> CHALLENGE
Single out the lines that include the word "anno". Copy them.

Stored items:
/---
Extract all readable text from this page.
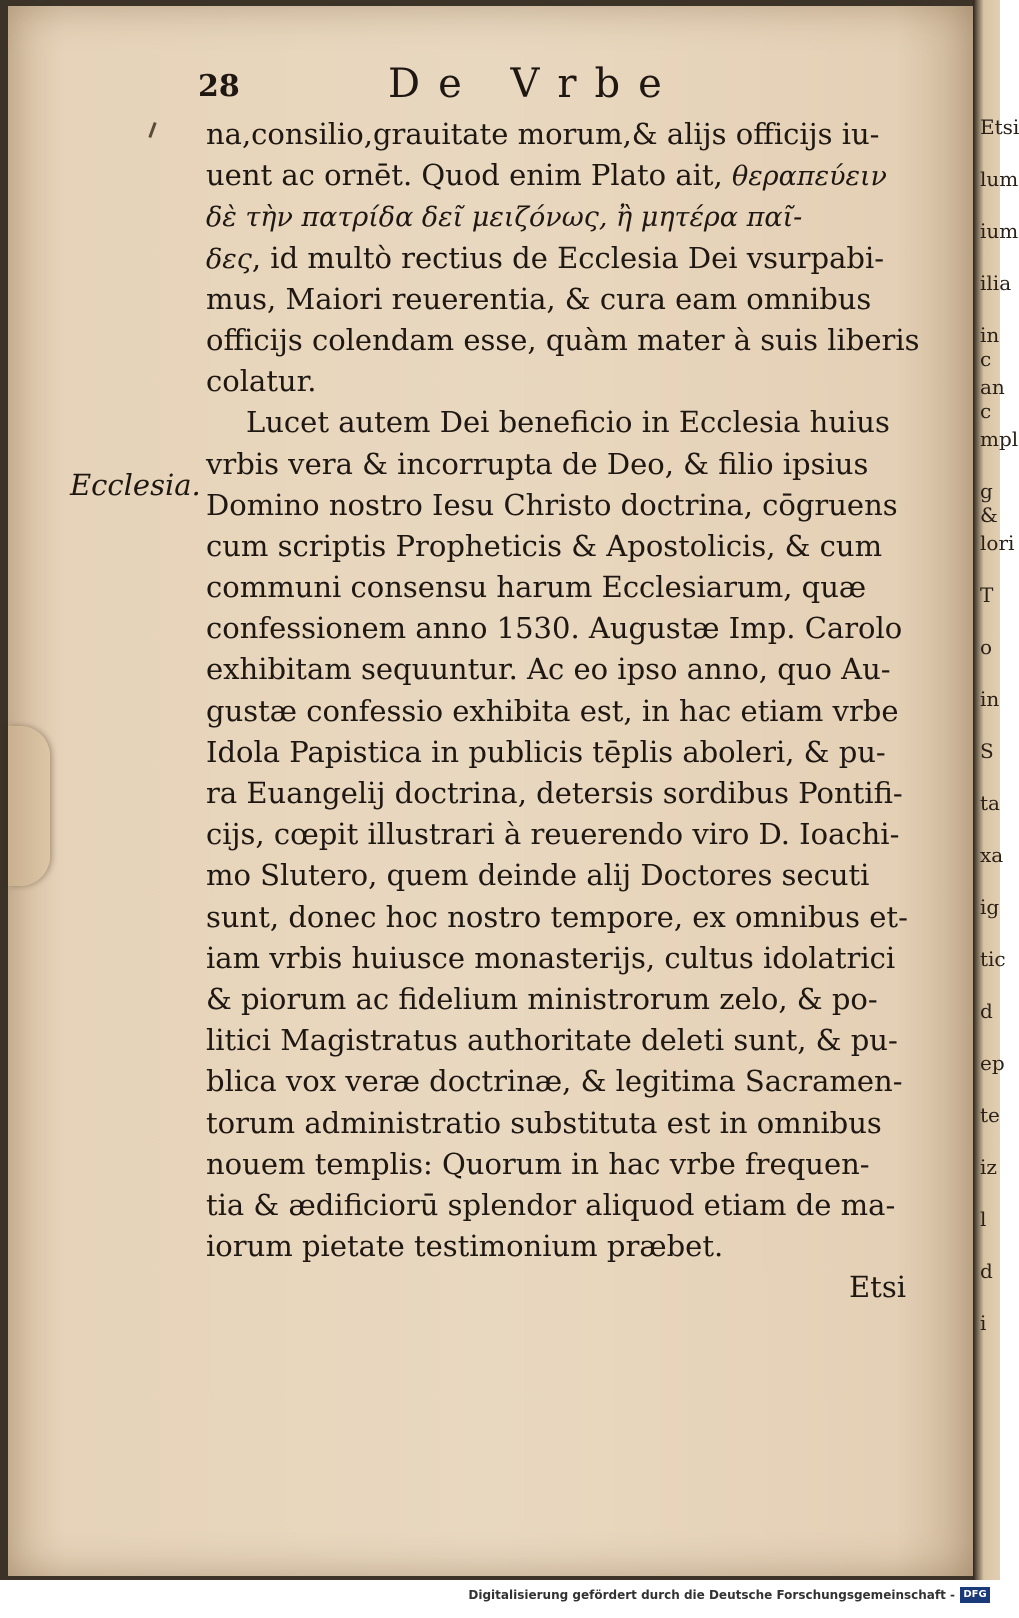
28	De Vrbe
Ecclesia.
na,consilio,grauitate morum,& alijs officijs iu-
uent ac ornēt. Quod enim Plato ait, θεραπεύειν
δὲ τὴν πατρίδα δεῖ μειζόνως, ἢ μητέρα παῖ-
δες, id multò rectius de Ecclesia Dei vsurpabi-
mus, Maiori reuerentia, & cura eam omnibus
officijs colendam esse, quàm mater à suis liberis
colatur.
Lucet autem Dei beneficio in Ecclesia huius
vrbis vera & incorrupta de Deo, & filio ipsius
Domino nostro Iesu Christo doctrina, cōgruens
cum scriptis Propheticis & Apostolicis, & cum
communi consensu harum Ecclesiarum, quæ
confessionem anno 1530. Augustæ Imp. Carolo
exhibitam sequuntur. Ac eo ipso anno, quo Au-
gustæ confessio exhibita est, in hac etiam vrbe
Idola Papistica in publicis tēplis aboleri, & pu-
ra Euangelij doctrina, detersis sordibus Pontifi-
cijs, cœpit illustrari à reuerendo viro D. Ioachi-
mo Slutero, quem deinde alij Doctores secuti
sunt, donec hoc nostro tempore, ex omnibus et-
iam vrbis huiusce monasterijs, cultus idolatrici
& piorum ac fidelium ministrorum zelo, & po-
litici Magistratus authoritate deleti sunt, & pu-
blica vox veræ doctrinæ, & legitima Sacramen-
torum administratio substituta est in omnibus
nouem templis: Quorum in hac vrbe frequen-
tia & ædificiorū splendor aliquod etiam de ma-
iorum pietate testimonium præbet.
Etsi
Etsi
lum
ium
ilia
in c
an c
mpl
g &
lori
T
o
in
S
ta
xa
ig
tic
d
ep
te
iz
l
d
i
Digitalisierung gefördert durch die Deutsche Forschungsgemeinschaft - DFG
\---
> EXERCISE RESPONSE
confessionem anno 1530. Augustæ Imp. Carolo
exhibitam sequuntur. Ac eo ipso anno, quo Au-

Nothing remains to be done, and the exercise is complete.